*WRITTEN TASK*
Sort through the entries below and pull out lines containing the word "title".

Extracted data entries
* start *

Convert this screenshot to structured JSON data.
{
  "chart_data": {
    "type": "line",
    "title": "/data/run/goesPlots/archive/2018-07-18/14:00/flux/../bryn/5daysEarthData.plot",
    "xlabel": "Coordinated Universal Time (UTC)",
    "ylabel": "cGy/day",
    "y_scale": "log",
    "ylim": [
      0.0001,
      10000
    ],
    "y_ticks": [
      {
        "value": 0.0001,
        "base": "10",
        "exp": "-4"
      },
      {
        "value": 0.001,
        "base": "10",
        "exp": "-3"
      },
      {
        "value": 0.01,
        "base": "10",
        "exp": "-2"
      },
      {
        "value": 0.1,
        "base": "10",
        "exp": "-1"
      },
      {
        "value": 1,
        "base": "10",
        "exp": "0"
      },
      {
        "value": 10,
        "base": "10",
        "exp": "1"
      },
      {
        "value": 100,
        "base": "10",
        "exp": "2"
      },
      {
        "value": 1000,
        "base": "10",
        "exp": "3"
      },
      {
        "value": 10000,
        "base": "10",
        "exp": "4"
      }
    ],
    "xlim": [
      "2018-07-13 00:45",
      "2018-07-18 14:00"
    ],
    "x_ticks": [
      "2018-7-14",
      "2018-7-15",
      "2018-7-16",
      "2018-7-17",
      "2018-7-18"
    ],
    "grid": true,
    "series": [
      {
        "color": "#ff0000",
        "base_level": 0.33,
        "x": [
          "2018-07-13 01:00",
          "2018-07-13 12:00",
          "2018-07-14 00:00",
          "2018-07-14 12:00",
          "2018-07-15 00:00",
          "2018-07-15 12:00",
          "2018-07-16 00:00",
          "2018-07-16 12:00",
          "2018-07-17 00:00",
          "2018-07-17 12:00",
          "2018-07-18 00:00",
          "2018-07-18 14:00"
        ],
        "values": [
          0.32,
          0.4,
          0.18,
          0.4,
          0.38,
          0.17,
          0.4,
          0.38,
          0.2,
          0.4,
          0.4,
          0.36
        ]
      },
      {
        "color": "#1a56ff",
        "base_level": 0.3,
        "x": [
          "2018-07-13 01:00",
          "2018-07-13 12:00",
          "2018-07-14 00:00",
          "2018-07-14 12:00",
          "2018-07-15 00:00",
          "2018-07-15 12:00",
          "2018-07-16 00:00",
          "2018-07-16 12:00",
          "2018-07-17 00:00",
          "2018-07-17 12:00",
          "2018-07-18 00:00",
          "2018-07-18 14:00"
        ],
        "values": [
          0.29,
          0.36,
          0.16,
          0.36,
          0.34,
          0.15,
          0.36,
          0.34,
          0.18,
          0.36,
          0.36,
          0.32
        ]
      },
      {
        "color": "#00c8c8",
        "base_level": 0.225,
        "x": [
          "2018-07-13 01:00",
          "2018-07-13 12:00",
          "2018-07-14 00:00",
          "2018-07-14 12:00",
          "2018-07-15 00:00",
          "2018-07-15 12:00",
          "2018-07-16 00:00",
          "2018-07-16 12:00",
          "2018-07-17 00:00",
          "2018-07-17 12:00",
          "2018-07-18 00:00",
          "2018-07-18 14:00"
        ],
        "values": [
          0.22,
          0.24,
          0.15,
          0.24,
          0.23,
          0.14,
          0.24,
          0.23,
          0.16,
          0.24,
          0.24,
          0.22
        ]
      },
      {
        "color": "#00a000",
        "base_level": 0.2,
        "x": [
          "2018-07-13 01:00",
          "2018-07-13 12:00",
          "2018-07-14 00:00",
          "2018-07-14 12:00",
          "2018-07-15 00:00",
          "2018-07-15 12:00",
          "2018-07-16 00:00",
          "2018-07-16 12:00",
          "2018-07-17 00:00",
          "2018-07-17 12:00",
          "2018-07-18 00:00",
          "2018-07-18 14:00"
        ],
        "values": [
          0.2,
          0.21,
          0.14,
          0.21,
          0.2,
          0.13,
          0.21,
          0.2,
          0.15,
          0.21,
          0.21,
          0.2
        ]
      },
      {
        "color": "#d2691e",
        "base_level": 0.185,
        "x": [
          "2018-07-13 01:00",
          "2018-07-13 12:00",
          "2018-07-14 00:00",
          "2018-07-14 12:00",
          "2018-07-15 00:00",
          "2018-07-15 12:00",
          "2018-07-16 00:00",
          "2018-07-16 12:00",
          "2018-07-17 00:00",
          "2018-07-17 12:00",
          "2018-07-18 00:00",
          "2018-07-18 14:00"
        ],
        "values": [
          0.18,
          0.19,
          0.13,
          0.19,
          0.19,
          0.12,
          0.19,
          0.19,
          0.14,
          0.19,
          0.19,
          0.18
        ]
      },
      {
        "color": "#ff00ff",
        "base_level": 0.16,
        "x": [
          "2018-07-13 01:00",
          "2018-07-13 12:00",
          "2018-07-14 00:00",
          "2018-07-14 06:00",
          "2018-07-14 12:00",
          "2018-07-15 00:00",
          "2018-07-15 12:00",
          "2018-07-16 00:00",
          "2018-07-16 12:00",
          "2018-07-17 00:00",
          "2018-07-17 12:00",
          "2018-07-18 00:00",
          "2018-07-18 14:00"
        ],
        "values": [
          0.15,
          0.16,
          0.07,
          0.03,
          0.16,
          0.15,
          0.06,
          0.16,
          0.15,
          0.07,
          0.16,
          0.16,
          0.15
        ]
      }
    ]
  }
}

* end *
* start *

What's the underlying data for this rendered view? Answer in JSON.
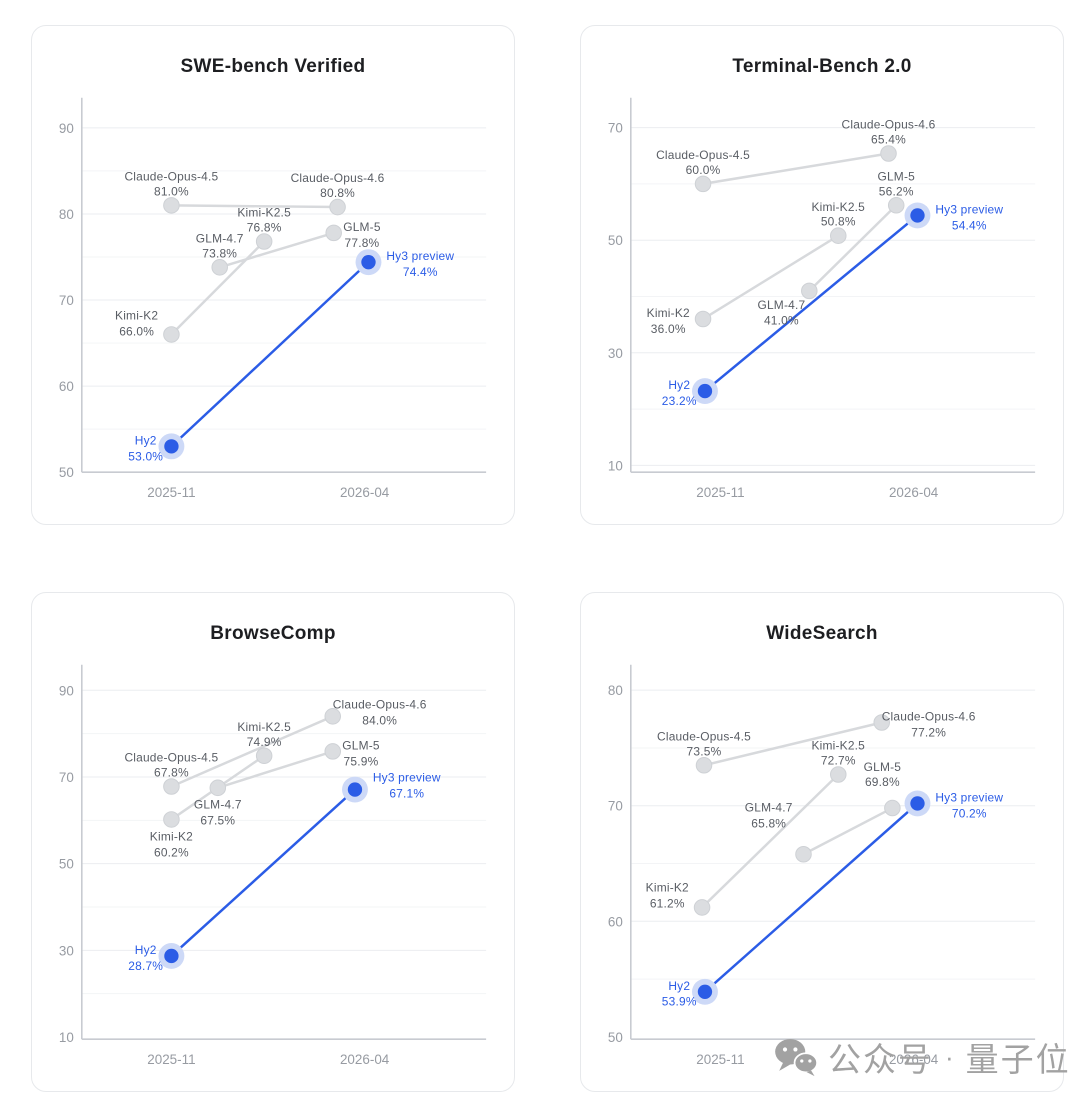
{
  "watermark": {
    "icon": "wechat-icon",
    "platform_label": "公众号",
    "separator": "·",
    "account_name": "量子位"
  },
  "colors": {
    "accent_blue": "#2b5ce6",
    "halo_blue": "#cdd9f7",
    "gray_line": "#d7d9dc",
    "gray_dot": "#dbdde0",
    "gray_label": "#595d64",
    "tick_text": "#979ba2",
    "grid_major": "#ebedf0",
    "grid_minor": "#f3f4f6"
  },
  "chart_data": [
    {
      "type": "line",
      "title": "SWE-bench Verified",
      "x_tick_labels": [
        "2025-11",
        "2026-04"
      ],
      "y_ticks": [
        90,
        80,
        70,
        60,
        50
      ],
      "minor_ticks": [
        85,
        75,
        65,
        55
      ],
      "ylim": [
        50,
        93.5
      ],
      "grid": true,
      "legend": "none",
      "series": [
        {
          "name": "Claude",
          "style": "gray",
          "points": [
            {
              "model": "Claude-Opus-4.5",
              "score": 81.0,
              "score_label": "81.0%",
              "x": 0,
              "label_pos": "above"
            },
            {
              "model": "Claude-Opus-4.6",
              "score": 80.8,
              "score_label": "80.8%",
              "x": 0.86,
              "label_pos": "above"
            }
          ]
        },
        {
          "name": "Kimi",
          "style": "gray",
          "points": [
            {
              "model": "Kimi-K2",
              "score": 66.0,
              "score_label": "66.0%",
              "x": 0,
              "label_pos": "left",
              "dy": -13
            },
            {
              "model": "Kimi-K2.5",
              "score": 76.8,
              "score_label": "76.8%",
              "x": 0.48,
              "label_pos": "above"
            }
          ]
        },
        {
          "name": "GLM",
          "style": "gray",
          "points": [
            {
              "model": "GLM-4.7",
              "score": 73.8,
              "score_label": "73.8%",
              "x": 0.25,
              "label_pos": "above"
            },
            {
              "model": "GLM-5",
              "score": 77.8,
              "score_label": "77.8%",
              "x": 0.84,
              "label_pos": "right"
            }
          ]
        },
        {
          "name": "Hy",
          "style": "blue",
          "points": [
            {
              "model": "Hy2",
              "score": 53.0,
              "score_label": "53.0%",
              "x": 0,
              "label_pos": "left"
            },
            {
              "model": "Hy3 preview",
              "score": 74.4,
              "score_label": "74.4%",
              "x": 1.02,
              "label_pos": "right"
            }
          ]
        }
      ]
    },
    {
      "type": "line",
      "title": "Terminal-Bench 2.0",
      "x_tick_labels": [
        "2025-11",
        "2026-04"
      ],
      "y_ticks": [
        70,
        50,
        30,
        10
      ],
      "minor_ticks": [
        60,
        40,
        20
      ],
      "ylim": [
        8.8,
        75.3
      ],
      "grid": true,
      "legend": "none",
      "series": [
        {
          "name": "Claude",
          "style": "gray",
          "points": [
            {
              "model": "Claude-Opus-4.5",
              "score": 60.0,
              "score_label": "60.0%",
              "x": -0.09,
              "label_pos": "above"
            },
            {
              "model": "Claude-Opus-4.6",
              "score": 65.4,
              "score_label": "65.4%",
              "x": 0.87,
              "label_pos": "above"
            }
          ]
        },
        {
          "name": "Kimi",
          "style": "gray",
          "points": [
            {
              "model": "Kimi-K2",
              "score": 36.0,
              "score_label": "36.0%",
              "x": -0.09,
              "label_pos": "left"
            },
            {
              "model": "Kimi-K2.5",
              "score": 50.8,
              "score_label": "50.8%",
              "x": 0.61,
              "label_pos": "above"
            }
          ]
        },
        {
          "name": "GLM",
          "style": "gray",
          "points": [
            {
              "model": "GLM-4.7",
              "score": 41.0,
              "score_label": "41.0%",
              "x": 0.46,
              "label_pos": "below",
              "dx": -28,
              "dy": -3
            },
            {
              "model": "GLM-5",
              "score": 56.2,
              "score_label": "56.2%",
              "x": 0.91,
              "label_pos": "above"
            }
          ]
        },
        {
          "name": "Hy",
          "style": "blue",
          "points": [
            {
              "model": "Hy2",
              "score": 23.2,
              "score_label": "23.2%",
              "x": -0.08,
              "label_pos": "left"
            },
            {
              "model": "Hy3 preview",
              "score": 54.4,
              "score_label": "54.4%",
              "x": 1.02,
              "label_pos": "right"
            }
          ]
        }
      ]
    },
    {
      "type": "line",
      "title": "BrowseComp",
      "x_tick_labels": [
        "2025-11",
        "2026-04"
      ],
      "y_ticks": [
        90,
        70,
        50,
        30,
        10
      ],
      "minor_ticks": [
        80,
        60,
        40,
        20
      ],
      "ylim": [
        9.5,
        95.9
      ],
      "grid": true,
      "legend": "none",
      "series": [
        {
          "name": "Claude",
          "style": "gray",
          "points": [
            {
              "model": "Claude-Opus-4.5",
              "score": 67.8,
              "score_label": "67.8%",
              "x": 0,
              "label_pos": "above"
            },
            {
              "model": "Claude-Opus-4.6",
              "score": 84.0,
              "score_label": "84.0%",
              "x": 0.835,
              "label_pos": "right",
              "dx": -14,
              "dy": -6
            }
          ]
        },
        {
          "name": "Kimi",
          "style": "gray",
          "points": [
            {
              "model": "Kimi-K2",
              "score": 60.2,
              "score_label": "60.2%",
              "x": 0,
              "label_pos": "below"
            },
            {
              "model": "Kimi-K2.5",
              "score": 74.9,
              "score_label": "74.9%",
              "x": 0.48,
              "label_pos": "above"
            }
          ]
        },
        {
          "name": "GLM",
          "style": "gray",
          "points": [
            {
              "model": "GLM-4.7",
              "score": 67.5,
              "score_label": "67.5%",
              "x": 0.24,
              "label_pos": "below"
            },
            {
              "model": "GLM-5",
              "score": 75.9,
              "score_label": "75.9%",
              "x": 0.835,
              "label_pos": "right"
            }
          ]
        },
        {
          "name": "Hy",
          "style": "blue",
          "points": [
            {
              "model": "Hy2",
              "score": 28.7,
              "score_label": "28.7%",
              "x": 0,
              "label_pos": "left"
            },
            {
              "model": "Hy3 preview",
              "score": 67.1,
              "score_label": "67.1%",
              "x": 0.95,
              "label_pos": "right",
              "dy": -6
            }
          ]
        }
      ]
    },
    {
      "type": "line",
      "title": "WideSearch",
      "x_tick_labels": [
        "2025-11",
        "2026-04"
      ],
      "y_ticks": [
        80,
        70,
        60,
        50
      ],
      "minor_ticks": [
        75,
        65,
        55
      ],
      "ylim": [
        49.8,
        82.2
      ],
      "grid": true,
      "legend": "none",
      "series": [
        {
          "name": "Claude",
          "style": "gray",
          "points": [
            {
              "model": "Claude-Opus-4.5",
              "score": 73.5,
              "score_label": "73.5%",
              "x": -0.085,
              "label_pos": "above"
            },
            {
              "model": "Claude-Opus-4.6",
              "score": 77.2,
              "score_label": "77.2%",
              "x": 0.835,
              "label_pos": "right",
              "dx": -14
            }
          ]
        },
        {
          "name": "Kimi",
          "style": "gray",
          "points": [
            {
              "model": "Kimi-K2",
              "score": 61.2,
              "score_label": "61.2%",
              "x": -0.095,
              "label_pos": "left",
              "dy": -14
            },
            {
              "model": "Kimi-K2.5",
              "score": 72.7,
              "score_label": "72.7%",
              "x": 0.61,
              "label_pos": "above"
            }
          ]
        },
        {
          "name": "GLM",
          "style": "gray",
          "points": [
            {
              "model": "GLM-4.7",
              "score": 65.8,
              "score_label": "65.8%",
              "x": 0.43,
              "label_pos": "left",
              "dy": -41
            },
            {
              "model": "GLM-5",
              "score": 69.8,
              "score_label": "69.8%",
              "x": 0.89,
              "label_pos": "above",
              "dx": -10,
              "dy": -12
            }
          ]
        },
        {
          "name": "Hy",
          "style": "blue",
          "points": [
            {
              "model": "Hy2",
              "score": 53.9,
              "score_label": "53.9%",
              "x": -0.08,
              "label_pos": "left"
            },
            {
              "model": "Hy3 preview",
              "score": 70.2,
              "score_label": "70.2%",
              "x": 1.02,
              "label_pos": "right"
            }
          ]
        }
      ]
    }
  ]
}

* end *

*CORRECT ANSWER*
    "title": "/data/run/goesPlots/archive/2018-07-18/14:00/flux/../bryn/5daysEarthData.plot",
      "title": "SWE-bench Verified",
      "title": "Terminal-Bench 2.0",
      "title": "BrowseComp",
      "title": "WideSearch",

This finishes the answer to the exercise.